%%

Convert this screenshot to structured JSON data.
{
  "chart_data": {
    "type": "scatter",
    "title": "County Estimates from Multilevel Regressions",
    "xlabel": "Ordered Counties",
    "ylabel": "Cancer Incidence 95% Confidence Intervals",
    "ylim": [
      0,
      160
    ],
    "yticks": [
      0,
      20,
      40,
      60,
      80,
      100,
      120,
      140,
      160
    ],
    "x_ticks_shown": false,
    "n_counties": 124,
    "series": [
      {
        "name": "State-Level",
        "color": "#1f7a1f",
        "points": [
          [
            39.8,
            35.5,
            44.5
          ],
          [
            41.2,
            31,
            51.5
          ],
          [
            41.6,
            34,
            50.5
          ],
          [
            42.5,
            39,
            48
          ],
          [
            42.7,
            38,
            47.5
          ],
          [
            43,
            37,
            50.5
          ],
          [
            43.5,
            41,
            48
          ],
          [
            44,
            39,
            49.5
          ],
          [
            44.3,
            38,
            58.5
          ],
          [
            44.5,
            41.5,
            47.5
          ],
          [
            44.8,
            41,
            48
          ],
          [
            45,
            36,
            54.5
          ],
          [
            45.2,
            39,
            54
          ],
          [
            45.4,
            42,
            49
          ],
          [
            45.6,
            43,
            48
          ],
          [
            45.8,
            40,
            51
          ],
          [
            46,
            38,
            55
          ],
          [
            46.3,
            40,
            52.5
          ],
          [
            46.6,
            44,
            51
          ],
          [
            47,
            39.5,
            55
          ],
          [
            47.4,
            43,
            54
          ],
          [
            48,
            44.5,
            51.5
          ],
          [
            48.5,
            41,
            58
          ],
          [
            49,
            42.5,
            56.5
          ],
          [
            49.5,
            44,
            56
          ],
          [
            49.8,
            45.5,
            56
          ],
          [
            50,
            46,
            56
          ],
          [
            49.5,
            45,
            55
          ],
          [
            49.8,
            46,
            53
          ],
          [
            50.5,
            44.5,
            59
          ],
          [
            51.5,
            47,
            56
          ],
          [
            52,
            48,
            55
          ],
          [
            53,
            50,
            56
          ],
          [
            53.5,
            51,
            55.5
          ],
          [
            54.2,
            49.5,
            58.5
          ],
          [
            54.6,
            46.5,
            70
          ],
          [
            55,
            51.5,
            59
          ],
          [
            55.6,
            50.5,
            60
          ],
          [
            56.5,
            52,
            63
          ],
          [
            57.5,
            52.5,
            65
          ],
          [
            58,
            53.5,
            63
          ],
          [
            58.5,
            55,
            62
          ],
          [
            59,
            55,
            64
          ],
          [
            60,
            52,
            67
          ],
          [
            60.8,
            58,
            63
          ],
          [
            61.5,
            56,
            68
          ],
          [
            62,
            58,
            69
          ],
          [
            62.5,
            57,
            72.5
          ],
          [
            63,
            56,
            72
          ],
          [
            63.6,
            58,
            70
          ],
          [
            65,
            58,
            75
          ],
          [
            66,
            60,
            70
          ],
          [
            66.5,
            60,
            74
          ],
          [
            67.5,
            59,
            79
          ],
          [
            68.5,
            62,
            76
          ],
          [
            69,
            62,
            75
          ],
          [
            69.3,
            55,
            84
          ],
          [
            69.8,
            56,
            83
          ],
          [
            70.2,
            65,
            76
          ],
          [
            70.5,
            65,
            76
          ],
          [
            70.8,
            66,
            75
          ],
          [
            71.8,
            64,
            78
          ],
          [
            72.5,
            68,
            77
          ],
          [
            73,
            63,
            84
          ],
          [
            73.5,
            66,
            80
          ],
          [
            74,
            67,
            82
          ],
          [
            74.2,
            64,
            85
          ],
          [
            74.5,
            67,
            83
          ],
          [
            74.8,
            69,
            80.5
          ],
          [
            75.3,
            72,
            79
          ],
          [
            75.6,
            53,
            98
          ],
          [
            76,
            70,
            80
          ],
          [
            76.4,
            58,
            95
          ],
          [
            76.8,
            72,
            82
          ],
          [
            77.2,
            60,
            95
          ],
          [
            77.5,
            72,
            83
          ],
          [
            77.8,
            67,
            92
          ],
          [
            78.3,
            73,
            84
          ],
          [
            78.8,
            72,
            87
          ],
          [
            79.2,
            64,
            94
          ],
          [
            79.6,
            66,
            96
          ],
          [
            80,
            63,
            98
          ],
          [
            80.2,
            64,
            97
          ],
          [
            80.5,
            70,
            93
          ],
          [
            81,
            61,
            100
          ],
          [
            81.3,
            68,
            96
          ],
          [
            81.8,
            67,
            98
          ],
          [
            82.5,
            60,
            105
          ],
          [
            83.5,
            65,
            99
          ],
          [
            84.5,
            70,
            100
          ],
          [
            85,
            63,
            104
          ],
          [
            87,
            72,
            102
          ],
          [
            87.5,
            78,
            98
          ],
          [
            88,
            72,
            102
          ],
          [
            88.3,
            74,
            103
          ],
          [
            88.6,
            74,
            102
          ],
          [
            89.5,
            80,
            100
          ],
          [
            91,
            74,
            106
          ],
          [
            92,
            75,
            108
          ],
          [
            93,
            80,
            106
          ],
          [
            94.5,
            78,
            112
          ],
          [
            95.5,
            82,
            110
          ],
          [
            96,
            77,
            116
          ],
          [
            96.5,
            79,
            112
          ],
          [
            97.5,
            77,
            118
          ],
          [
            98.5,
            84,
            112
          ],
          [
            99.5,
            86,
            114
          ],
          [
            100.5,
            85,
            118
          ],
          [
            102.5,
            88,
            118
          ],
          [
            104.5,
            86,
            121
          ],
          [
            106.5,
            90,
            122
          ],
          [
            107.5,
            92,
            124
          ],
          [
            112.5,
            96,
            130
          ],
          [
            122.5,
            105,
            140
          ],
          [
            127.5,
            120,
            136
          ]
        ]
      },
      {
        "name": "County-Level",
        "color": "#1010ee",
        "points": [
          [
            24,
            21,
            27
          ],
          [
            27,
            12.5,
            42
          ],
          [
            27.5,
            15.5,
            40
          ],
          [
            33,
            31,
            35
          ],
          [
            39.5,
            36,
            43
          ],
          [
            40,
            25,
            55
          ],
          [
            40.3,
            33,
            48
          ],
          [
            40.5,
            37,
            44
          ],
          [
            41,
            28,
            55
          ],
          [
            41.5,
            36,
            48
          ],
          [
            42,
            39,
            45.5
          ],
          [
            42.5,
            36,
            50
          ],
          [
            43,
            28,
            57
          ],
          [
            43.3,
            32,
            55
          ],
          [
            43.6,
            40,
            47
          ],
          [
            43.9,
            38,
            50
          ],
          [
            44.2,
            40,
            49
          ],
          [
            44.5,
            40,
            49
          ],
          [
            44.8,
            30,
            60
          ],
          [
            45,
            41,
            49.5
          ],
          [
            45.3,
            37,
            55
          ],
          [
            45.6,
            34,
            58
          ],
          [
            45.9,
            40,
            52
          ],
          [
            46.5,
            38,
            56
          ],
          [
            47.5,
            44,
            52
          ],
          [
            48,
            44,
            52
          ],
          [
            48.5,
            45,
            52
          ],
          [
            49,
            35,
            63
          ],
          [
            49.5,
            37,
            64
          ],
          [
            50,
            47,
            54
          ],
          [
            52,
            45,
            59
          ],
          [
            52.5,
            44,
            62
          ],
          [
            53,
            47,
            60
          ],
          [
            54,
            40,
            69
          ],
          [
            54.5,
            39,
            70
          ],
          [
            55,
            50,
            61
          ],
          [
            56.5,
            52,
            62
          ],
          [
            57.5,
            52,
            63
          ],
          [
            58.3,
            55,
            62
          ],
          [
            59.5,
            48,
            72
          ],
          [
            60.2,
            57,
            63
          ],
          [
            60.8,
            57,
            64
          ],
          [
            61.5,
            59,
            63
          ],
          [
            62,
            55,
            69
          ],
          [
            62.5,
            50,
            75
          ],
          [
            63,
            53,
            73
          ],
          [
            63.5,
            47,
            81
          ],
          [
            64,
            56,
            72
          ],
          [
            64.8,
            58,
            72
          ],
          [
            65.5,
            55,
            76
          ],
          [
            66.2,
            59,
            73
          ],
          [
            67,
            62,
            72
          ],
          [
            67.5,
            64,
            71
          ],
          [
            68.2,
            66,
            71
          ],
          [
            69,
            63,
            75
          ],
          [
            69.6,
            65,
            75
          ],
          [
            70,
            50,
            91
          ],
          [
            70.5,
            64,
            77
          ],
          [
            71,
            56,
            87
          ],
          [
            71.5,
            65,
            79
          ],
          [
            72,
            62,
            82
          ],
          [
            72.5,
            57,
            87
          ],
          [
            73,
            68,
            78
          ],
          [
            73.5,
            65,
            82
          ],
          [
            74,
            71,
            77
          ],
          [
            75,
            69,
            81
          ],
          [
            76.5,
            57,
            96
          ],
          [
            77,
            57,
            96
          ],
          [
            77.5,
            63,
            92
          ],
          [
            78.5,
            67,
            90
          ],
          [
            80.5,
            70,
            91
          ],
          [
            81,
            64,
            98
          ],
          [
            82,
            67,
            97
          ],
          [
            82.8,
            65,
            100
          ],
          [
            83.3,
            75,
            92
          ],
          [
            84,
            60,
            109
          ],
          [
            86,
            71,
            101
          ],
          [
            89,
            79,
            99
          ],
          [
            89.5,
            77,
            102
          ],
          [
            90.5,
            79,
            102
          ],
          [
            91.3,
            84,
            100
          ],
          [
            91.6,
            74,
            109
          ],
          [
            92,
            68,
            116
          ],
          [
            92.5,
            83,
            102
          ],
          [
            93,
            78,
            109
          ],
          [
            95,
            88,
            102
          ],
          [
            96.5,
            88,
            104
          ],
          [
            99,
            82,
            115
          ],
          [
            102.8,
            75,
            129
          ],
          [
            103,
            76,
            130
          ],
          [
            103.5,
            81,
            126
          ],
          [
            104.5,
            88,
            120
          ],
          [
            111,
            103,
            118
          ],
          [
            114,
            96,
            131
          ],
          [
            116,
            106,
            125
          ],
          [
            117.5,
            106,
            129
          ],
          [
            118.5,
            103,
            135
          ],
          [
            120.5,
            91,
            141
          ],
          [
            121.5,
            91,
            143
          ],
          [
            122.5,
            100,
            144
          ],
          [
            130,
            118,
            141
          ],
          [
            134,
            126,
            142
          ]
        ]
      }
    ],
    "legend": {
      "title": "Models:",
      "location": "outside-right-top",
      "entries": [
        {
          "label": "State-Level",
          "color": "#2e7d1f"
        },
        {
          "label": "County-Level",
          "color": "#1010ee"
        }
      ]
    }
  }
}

%%

» WHAT YOU HAVE TO DO
Gather every line from the listing above in which the word "title" appears.

» RESULT OF THIS EXERCISE
    "title": "County Estimates from Multilevel Regressions",
      "title": "Models:",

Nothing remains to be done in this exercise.